# start of Material provided

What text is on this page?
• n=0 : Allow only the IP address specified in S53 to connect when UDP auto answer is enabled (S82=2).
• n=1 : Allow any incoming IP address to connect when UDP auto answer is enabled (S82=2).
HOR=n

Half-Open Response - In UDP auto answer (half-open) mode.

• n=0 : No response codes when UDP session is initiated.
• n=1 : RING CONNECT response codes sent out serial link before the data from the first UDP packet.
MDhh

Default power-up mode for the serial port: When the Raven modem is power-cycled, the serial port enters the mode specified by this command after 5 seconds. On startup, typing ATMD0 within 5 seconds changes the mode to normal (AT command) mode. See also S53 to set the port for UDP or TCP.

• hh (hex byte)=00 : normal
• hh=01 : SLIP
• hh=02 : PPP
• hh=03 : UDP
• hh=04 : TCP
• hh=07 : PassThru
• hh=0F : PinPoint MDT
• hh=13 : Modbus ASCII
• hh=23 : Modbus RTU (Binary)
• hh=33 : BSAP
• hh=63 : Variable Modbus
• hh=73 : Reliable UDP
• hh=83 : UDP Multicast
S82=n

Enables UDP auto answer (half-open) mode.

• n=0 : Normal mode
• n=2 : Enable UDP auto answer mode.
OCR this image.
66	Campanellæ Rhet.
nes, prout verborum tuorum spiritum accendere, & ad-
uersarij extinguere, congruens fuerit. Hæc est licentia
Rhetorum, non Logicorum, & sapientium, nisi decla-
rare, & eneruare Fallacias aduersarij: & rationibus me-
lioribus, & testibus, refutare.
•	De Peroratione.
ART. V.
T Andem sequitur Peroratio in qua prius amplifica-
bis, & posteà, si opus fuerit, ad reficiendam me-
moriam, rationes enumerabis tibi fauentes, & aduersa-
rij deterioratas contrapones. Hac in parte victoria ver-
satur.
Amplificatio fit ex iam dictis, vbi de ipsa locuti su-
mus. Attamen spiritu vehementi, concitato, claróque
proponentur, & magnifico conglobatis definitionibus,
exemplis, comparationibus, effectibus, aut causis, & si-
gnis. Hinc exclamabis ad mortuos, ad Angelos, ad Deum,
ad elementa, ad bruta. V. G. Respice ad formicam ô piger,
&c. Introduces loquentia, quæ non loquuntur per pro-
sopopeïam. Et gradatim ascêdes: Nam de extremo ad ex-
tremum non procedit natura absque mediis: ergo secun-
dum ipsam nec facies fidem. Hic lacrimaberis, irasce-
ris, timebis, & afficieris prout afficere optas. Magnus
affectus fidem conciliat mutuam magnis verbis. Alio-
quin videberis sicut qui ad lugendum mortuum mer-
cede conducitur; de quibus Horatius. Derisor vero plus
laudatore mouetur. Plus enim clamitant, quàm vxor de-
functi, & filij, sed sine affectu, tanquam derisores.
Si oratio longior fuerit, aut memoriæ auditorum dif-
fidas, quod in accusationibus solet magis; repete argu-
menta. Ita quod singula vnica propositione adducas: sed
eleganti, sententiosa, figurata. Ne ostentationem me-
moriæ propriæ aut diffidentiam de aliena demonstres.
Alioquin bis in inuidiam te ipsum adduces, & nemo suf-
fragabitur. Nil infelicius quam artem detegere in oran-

# end of Material provided

Copy out each line of the listing that holds "address".

• n=0 : Allow only the IP address specified in S53 to connect when UDP auto answer is enabled (S82=2).
• n=1 : Allow any incoming IP address to connect when UDP auto answer is enabled (S82=2).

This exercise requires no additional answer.